_Written problem_
Take the entries below and print all of them exactly, please.

_Source records_

* * * * * * *

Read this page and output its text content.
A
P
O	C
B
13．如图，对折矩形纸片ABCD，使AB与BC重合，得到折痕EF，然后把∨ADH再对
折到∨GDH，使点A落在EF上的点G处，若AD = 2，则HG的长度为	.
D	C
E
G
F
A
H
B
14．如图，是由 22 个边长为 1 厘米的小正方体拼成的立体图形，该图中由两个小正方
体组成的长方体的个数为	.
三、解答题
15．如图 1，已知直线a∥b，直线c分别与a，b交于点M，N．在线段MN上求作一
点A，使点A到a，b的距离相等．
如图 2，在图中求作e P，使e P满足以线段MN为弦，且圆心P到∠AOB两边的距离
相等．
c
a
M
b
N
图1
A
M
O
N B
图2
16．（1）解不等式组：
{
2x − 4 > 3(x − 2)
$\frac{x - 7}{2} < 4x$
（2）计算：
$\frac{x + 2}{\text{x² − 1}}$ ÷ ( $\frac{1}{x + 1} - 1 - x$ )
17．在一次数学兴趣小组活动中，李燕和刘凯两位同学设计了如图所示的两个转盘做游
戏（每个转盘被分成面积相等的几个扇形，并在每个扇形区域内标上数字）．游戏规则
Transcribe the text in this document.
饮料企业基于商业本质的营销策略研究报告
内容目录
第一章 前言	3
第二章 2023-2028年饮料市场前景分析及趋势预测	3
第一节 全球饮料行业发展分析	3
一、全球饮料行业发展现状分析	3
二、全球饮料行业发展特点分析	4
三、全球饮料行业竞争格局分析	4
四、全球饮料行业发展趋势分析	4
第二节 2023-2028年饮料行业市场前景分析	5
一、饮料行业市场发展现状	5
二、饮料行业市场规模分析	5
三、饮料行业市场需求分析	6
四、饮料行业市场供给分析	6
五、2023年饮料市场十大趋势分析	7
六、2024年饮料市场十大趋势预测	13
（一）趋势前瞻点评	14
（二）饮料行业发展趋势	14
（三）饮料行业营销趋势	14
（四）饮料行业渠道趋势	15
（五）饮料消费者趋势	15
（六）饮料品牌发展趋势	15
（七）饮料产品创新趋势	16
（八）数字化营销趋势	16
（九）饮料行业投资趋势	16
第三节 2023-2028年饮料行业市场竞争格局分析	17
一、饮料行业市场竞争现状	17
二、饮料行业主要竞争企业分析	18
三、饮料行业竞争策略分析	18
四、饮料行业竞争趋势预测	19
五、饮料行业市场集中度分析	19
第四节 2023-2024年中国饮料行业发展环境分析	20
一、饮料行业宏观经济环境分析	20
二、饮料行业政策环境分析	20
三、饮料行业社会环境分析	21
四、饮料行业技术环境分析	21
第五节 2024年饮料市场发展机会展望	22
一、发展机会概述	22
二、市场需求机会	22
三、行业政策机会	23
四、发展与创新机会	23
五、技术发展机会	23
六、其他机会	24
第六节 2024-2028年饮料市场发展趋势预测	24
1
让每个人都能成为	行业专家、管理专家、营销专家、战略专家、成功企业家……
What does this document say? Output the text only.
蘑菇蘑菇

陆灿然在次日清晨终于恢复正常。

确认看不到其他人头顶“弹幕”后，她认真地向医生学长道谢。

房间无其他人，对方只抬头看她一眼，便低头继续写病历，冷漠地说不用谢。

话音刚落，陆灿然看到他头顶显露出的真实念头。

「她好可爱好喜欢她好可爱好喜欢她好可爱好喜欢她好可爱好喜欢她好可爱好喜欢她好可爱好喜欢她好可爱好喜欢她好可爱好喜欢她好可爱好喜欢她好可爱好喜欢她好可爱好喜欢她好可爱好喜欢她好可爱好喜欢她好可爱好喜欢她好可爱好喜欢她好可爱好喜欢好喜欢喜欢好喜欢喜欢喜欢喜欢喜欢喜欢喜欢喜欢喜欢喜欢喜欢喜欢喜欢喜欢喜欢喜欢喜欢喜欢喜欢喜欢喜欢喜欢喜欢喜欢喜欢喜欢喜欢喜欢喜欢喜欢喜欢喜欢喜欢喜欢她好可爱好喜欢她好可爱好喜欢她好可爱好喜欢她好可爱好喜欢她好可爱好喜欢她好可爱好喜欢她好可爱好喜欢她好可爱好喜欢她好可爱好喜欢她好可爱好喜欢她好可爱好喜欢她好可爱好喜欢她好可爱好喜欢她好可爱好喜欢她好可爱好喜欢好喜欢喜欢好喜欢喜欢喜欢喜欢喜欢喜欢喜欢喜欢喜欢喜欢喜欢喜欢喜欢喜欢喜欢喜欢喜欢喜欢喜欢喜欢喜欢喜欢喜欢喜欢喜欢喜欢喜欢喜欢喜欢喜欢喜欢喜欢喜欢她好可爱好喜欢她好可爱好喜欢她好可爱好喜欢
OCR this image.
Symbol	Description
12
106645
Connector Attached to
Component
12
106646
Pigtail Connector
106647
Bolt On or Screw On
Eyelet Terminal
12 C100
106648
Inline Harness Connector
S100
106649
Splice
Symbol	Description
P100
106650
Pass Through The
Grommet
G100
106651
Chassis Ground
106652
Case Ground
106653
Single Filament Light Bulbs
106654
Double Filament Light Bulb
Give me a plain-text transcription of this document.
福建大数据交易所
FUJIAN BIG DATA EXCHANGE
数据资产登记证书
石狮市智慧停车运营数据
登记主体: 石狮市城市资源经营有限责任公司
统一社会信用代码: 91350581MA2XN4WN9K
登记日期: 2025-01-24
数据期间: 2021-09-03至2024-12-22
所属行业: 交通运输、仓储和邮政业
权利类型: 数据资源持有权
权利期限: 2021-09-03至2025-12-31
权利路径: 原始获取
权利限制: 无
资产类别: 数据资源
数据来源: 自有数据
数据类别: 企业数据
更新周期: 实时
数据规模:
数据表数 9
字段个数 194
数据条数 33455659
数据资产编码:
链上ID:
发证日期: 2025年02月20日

* * * * * * *

_Exercise answer_
Read this page and output its text content.
A
P
O	C
B
13．如图，对折矩形纸片ABCD，使AB与BC重合，得到折痕EF，然后把∨ADH再对
折到∨GDH，使点A落在EF上的点G处，若AD = 2，则HG的长度为	.
D	C
E
G
F
A
H
B
14．如图，是由 22 个边长为 1 厘米的小正方体拼成的立体图形，该图中由两个小正方
体组成的长方体的个数为	.
三、解答题
15．如图 1，已知直线a∥b，直线c分别与a，b交于点M，N．在线段MN上求作一
点A，使点A到a，b的距离相等．
如图 2，在图中求作e P，使e P满足以线段MN为弦，且圆心P到∠AOB两边的距离
相等．
c
a
M
b
N
图1
A
M
O
N B
图2
16．（1）解不等式组：
{
2x − 4 > 3(x − 2)
$\frac{x - 7}{2} < 4x$
（2）计算：
$\frac{x + 2}{\text{x² − 1}}$ ÷ ( $\frac{1}{x + 1} - 1 - x$ )
17．在一次数学兴趣小组活动中，李燕和刘凯两位同学设计了如图所示的两个转盘做游
戏（每个转盘被分成面积相等的几个扇形，并在每个扇形区域内标上数字）．游戏规则
Transcribe the text in this document.
饮料企业基于商业本质的营销策略研究报告
内容目录
第一章 前言	3
第二章 2023-2028年饮料市场前景分析及趋势预测	3
第一节 全球饮料行业发展分析	3
一、全球饮料行业发展现状分析	3
二、全球饮料行业发展特点分析	4
三、全球饮料行业竞争格局分析	4
四、全球饮料行业发展趋势分析	4
第二节 2023-2028年饮料行业市场前景分析	5
一、饮料行业市场发展现状	5
二、饮料行业市场规模分析	5
三、饮料行业市场需求分析	6
四、饮料行业市场供给分析	6
五、2023年饮料市场十大趋势分析	7
六、2024年饮料市场十大趋势预测	13
（一）趋势前瞻点评	14
（二）饮料行业发展趋势	14
（三）饮料行业营销趋势	14
（四）饮料行业渠道趋势	15
（五）饮料消费者趋势	15
（六）饮料品牌发展趋势	15
（七）饮料产品创新趋势	16
（八）数字化营销趋势	16
（九）饮料行业投资趋势	16
第三节 2023-2028年饮料行业市场竞争格局分析	17
一、饮料行业市场竞争现状	17
二、饮料行业主要竞争企业分析	18
三、饮料行业竞争策略分析	18
四、饮料行业竞争趋势预测	19
五、饮料行业市场集中度分析	19
第四节 2023-2024年中国饮料行业发展环境分析	20
一、饮料行业宏观经济环境分析	20
二、饮料行业政策环境分析	20
三、饮料行业社会环境分析	21
四、饮料行业技术环境分析	21
第五节 2024年饮料市场发展机会展望	22
一、发展机会概述	22
二、市场需求机会	22
三、行业政策机会	23
四、发展与创新机会	23
五、技术发展机会	23
六、其他机会	24
第六节 2024-2028年饮料市场发展趋势预测	24
1
让每个人都能成为	行业专家、管理专家、营销专家、战略专家、成功企业家……
What does this document say? Output the text only.
蘑菇蘑菇

陆灿然在次日清晨终于恢复正常。

确认看不到其他人头顶“弹幕”后，她认真地向医生学长道谢。

房间无其他人，对方只抬头看她一眼，便低头继续写病历，冷漠地说不用谢。

话音刚落，陆灿然看到他头顶显露出的真实念头。

「她好可爱好喜欢她好可爱好喜欢她好可爱好喜欢她好可爱好喜欢她好可爱好喜欢她好可爱好喜欢她好可爱好喜欢她好可爱好喜欢她好可爱好喜欢她好可爱好喜欢她好可爱好喜欢她好可爱好喜欢她好可爱好喜欢她好可爱好喜欢她好可爱好喜欢她好可爱好喜欢好喜欢喜欢好喜欢喜欢喜欢喜欢喜欢喜欢喜欢喜欢喜欢喜欢喜欢喜欢喜欢喜欢喜欢喜欢喜欢喜欢喜欢喜欢喜欢喜欢喜欢喜欢喜欢喜欢喜欢喜欢喜欢喜欢喜欢喜欢喜欢喜欢她好可爱好喜欢她好可爱好喜欢她好可爱好喜欢她好可爱好喜欢她好可爱好喜欢她好可爱好喜欢她好可爱好喜欢她好可爱好喜欢她好可爱好喜欢她好可爱好喜欢她好可爱好喜欢她好可爱好喜欢她好可爱好喜欢她好可爱好喜欢她好可爱好喜欢好喜欢喜欢好喜欢喜欢喜欢喜欢喜欢喜欢喜欢喜欢喜欢喜欢喜欢喜欢喜欢喜欢喜欢喜欢喜欢喜欢喜欢喜欢喜欢喜欢喜欢喜欢喜欢喜欢喜欢喜欢喜欢喜欢喜欢喜欢喜欢她好可爱好喜欢她好可爱好喜欢她好可爱好喜欢
OCR this image.
Symbol	Description
12
106645
Connector Attached to
Component
12
106646
Pigtail Connector
106647
Bolt On or Screw On
Eyelet Terminal
12 C100
106648
Inline Harness Connector
S100
106649
Splice
Symbol	Description
P100
106650
Pass Through The
Grommet
G100
106651
Chassis Ground
106652
Case Ground
106653
Single Filament Light Bulbs
106654
Double Filament Light Bulb
Give me a plain-text transcription of this document.
福建大数据交易所
FUJIAN BIG DATA EXCHANGE
数据资产登记证书
石狮市智慧停车运营数据
登记主体: 石狮市城市资源经营有限责任公司
统一社会信用代码: 91350581MA2XN4WN9K
登记日期: 2025-01-24
数据期间: 2021-09-03至2024-12-22
所属行业: 交通运输、仓储和邮政业
权利类型: 数据资源持有权
权利期限: 2021-09-03至2025-12-31
权利路径: 原始获取
权利限制: 无
资产类别: 数据资源
数据来源: 自有数据
数据类别: 企业数据
更新周期: 实时
数据规模:
数据表数 9
字段个数 194
数据条数 33455659
数据资产编码:
链上ID:
发证日期: 2025年02月20日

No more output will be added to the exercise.